** start **
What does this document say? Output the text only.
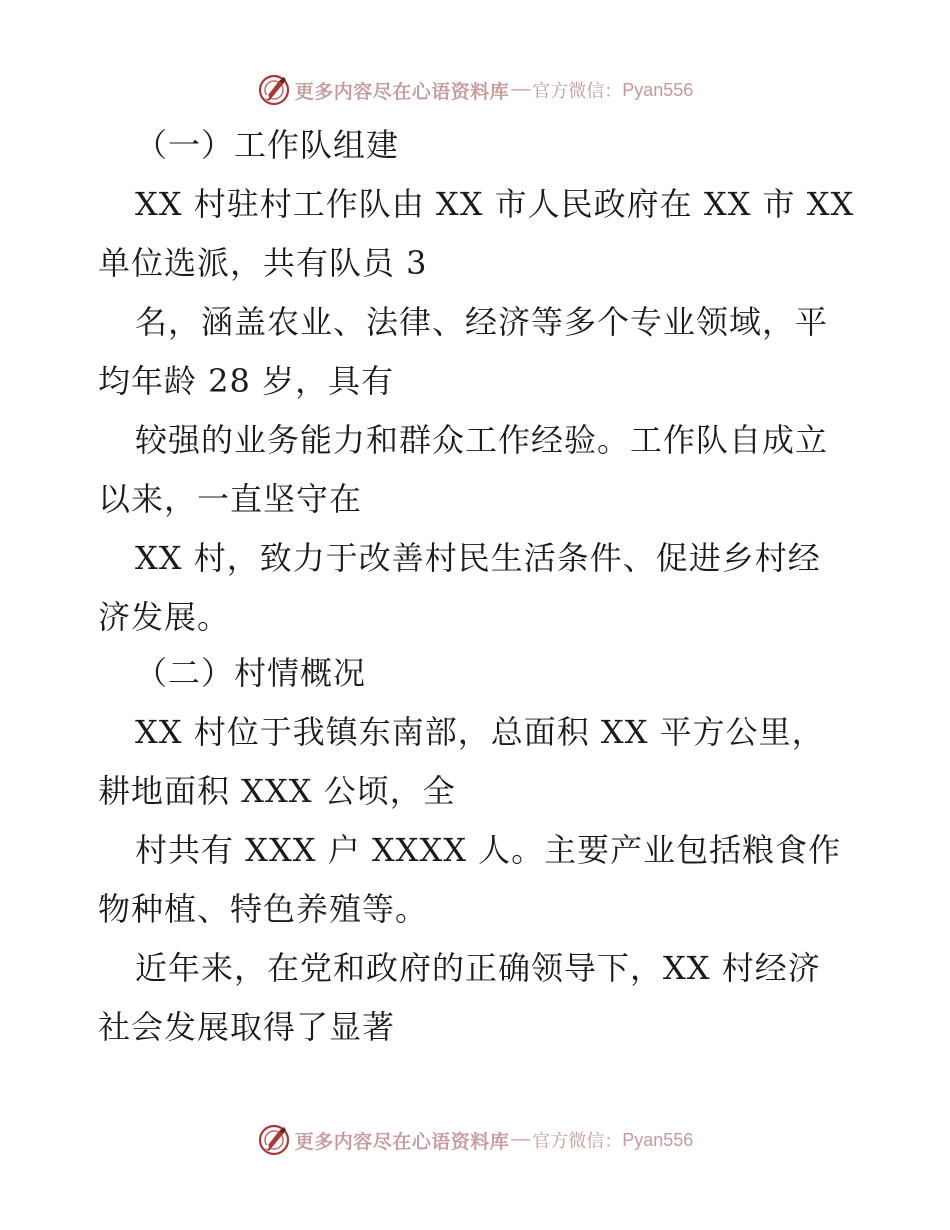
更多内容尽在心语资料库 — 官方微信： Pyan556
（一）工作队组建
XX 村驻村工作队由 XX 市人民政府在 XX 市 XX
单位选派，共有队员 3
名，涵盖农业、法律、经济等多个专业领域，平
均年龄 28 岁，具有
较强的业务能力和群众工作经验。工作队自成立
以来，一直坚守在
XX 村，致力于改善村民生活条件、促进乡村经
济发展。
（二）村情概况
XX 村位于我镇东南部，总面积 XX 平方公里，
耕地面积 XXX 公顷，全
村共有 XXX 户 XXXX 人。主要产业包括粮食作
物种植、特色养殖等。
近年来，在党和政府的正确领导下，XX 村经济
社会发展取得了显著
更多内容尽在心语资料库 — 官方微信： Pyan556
** end **
** start **
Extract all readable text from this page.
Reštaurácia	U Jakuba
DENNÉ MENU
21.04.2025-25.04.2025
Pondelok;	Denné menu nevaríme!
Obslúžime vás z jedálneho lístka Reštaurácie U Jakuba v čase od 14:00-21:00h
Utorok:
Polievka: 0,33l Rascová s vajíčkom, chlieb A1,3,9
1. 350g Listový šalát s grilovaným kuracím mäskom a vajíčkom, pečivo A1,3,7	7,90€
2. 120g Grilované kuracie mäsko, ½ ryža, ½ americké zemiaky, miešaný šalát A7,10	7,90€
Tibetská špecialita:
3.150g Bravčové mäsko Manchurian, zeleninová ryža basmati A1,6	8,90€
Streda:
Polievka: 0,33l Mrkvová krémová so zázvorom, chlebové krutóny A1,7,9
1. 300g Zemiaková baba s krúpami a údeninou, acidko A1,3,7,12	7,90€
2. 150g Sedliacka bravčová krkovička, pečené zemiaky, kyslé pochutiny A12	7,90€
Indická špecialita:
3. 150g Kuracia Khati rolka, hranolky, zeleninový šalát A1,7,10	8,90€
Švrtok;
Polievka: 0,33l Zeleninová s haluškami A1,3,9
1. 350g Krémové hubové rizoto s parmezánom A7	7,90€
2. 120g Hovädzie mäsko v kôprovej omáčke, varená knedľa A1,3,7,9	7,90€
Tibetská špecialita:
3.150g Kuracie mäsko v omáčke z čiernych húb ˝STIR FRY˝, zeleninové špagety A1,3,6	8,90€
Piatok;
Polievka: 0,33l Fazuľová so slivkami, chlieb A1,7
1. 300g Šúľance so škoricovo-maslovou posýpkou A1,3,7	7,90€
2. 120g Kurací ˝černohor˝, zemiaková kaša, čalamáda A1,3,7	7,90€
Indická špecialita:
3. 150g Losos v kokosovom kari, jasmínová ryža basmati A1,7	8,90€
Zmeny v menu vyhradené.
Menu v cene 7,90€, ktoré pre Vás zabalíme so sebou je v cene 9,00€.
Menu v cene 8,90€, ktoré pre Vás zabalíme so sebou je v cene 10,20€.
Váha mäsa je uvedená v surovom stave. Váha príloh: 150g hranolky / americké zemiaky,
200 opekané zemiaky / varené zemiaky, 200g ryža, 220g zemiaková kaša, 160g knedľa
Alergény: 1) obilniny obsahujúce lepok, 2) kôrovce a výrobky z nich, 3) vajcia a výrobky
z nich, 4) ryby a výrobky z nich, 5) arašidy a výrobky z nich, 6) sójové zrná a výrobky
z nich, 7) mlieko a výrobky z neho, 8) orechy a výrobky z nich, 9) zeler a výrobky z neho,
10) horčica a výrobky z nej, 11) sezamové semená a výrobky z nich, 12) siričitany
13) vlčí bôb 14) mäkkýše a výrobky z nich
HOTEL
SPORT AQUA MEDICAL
** end **
[WRITTEN INSTRUCTION]
Copy down every line of the entries containing the word "šalát".

[RESPONSE TO THE TASK]
1. 350g Listový šalát s grilovaným kuracím mäskom a vajíčkom, pečivo A1,3,7	7,90€
2. 120g Grilované kuracie mäsko, ½ ryža, ½ americké zemiaky, miešaný šalát A7,10	7,90€
3. 150g Kuracia Khati rolka, hranolky, zeleninový šalát A1,7,10	8,90€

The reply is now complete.